Each entry below should be reproduced character for character.

• DATA TO PROCESS:

= = = = = = =

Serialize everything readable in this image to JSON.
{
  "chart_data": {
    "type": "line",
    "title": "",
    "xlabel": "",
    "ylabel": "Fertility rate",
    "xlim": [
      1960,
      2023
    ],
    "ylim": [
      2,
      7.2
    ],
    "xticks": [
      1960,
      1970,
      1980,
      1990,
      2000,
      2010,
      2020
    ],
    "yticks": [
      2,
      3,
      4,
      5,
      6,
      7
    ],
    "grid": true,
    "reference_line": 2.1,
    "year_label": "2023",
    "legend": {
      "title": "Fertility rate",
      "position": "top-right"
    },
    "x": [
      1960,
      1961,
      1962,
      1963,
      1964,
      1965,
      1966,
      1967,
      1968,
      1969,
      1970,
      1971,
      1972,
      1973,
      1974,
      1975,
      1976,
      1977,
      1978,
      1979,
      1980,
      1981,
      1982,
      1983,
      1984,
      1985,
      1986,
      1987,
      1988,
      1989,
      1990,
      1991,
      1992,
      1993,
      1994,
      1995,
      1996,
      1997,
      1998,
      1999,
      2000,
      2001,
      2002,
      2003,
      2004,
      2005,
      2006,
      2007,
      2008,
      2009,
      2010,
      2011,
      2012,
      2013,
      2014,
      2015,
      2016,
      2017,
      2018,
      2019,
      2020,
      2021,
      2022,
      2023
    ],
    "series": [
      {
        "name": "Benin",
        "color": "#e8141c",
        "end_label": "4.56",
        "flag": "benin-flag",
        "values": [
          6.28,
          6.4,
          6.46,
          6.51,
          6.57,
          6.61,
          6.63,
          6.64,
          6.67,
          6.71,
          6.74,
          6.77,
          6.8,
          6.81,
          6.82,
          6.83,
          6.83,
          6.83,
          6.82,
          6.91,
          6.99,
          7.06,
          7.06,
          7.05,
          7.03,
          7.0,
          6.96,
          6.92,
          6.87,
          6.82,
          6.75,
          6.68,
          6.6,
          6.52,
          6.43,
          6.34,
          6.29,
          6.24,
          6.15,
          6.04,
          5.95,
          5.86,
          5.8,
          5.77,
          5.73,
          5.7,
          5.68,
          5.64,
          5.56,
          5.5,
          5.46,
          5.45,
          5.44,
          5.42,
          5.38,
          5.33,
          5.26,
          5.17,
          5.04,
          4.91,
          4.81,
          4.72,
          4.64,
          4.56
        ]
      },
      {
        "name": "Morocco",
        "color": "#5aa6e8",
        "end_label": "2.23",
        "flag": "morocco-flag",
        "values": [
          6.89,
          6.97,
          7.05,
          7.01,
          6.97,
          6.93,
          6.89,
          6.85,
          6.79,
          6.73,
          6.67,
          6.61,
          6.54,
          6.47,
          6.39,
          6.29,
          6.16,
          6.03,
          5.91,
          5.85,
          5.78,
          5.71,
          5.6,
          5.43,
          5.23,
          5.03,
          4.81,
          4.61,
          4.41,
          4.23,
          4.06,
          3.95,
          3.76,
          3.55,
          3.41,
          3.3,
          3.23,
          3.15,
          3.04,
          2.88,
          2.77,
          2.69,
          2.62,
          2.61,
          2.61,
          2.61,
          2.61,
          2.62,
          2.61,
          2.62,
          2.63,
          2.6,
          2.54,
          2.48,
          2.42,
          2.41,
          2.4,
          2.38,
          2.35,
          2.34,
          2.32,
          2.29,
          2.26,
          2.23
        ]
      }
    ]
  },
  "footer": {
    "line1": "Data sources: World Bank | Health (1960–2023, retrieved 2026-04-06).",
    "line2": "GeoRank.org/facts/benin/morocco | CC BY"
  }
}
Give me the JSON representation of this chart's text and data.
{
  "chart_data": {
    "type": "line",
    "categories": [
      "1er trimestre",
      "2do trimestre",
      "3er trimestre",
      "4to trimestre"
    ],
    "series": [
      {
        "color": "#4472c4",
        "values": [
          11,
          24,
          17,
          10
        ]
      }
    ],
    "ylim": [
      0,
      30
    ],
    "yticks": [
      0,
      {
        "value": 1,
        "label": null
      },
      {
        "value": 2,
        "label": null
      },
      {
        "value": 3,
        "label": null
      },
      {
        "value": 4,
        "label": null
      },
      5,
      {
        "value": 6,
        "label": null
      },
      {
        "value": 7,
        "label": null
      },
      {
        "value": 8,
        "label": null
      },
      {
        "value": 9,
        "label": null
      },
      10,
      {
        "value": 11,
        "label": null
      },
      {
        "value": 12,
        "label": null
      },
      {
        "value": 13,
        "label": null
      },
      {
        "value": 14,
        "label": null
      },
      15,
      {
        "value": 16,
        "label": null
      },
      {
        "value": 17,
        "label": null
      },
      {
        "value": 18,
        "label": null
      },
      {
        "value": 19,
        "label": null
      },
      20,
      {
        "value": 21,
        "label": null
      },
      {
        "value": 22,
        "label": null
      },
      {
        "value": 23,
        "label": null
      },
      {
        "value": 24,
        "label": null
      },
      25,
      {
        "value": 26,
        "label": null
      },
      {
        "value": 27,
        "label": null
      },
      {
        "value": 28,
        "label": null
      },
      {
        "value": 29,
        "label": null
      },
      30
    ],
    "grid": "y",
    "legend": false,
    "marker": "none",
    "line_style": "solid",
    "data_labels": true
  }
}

= = = = = = =

• SOLUTION TO THE PROBLEM:
Serialize everything readable in this image to JSON.
{
  "chart_data": {
    "type": "line",
    "title": "",
    "xlabel": "",
    "ylabel": "Fertility rate",
    "xlim": [
      1960,
      2023
    ],
    "ylim": [
      2,
      7.2
    ],
    "xticks": [
      1960,
      1970,
      1980,
      1990,
      2000,
      2010,
      2020
    ],
    "yticks": [
      2,
      3,
      4,
      5,
      6,
      7
    ],
    "grid": true,
    "reference_line": 2.1,
    "year_label": "2023",
    "legend": {
      "title": "Fertility rate",
      "position": "top-right"
    },
    "x": [
      1960,
      1961,
      1962,
      1963,
      1964,
      1965,
      1966,
      1967,
      1968,
      1969,
      1970,
      1971,
      1972,
      1973,
      1974,
      1975,
      1976,
      1977,
      1978,
      1979,
      1980,
      1981,
      1982,
      1983,
      1984,
      1985,
      1986,
      1987,
      1988,
      1989,
      1990,
      1991,
      1992,
      1993,
      1994,
      1995,
      1996,
      1997,
      1998,
      1999,
      2000,
      2001,
      2002,
      2003,
      2004,
      2005,
      2006,
      2007,
      2008,
      2009,
      2010,
      2011,
      2012,
      2013,
      2014,
      2015,
      2016,
      2017,
      2018,
      2019,
      2020,
      2021,
      2022,
      2023
    ],
    "series": [
      {
        "name": "Benin",
        "color": "#e8141c",
        "end_label": "4.56",
        "flag": "benin-flag",
        "values": [
          6.28,
          6.4,
          6.46,
          6.51,
          6.57,
          6.61,
          6.63,
          6.64,
          6.67,
          6.71,
          6.74,
          6.77,
          6.8,
          6.81,
          6.82,
          6.83,
          6.83,
          6.83,
          6.82,
          6.91,
          6.99,
          7.06,
          7.06,
          7.05,
          7.03,
          7.0,
          6.96,
          6.92,
          6.87,
          6.82,
          6.75,
          6.68,
          6.6,
          6.52,
          6.43,
          6.34,
          6.29,
          6.24,
          6.15,
          6.04,
          5.95,
          5.86,
          5.8,
          5.77,
          5.73,
          5.7,
          5.68,
          5.64,
          5.56,
          5.5,
          5.46,
          5.45,
          5.44,
          5.42,
          5.38,
          5.33,
          5.26,
          5.17,
          5.04,
          4.91,
          4.81,
          4.72,
          4.64,
          4.56
        ]
      },
      {
        "name": "Morocco",
        "color": "#5aa6e8",
        "end_label": "2.23",
        "flag": "morocco-flag",
        "values": [
          6.89,
          6.97,
          7.05,
          7.01,
          6.97,
          6.93,
          6.89,
          6.85,
          6.79,
          6.73,
          6.67,
          6.61,
          6.54,
          6.47,
          6.39,
          6.29,
          6.16,
          6.03,
          5.91,
          5.85,
          5.78,
          5.71,
          5.6,
          5.43,
          5.23,
          5.03,
          4.81,
          4.61,
          4.41,
          4.23,
          4.06,
          3.95,
          3.76,
          3.55,
          3.41,
          3.3,
          3.23,
          3.15,
          3.04,
          2.88,
          2.77,
          2.69,
          2.62,
          2.61,
          2.61,
          2.61,
          2.61,
          2.62,
          2.61,
          2.62,
          2.63,
          2.6,
          2.54,
          2.48,
          2.42,
          2.41,
          2.4,
          2.38,
          2.35,
          2.34,
          2.32,
          2.29,
          2.26,
          2.23
        ]
      }
    ]
  },
  "footer": {
    "line1": "Data sources: World Bank | Health (1960–2023, retrieved 2026-04-06).",
    "line2": "GeoRank.org/facts/benin/morocco | CC BY"
  }
}
Give me the JSON representation of this chart's text and data.
{
  "chart_data": {
    "type": "line",
    "categories": [
      "1er trimestre",
      "2do trimestre",
      "3er trimestre",
      "4to trimestre"
    ],
    "series": [
      {
        "color": "#4472c4",
        "values": [
          11,
          24,
          17,
          10
        ]
      }
    ],
    "ylim": [
      0,
      30
    ],
    "yticks": [
      0,
      {
        "value": 1,
        "label": null
      },
      {
        "value": 2,
        "label": null
      },
      {
        "value": 3,
        "label": null
      },
      {
        "value": 4,
        "label": null
      },
      5,
      {
        "value": 6,
        "label": null
      },
      {
        "value": 7,
        "label": null
      },
      {
        "value": 8,
        "label": null
      },
      {
        "value": 9,
        "label": null
      },
      10,
      {
        "value": 11,
        "label": null
      },
      {
        "value": 12,
        "label": null
      },
      {
        "value": 13,
        "label": null
      },
      {
        "value": 14,
        "label": null
      },
      15,
      {
        "value": 16,
        "label": null
      },
      {
        "value": 17,
        "label": null
      },
      {
        "value": 18,
        "label": null
      },
      {
        "value": 19,
        "label": null
      },
      20,
      {
        "value": 21,
        "label": null
      },
      {
        "value": 22,
        "label": null
      },
      {
        "value": 23,
        "label": null
      },
      {
        "value": 24,
        "label": null
      },
      25,
      {
        "value": 26,
        "label": null
      },
      {
        "value": 27,
        "label": null
      },
      {
        "value": 28,
        "label": null
      },
      {
        "value": 29,
        "label": null
      },
      30
    ],
    "grid": "y",
    "legend": false,
    "marker": "none",
    "line_style": "solid",
    "data_labels": true
  }
}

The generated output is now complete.